[Dataset records]
%%

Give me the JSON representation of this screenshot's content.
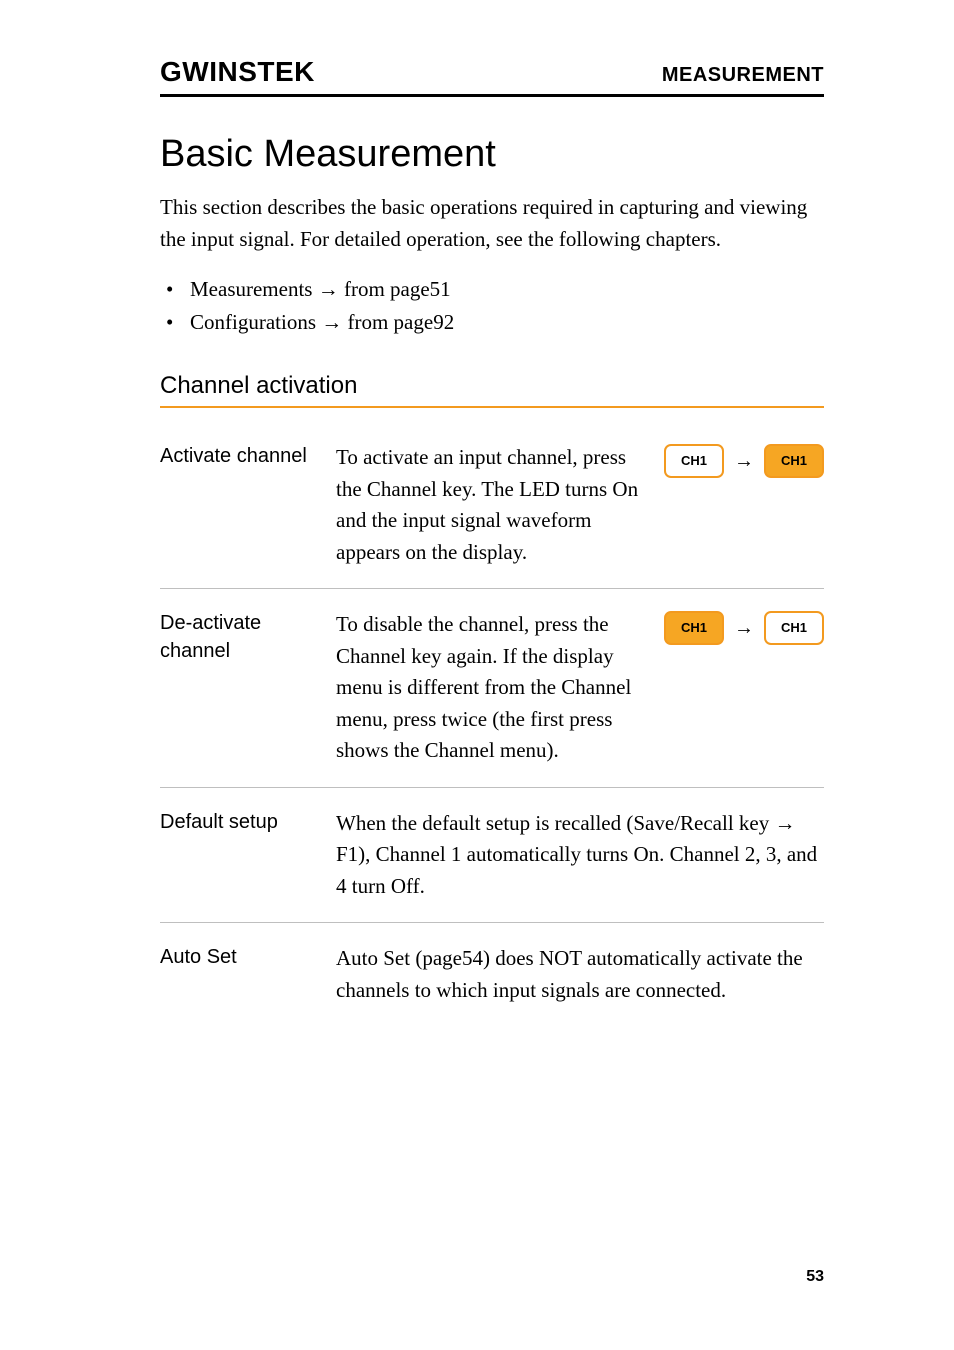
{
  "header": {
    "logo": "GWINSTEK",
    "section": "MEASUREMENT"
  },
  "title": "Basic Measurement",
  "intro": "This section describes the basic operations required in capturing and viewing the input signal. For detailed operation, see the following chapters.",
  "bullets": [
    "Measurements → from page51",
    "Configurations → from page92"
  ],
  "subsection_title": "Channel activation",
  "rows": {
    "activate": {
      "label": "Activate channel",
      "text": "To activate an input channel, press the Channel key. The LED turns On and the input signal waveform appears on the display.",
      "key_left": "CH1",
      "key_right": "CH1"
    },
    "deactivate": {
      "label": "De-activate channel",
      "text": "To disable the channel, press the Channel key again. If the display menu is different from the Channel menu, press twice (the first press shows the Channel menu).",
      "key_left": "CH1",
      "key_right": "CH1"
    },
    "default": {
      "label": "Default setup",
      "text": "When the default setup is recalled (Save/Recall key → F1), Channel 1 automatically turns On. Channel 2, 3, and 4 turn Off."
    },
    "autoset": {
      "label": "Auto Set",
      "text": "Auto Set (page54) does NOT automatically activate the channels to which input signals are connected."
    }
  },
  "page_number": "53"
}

%%

Gather up every line from the listing above in which the word "display" occurs.

▶ **Finished task**:
      "text": "To activate an input channel, press the Channel key. The LED turns On and the input signal waveform appears on the display.",
      "text": "To disable the channel, press the Channel key again. If the display menu is different from the Channel menu, press twice (the first press shows the Channel menu).",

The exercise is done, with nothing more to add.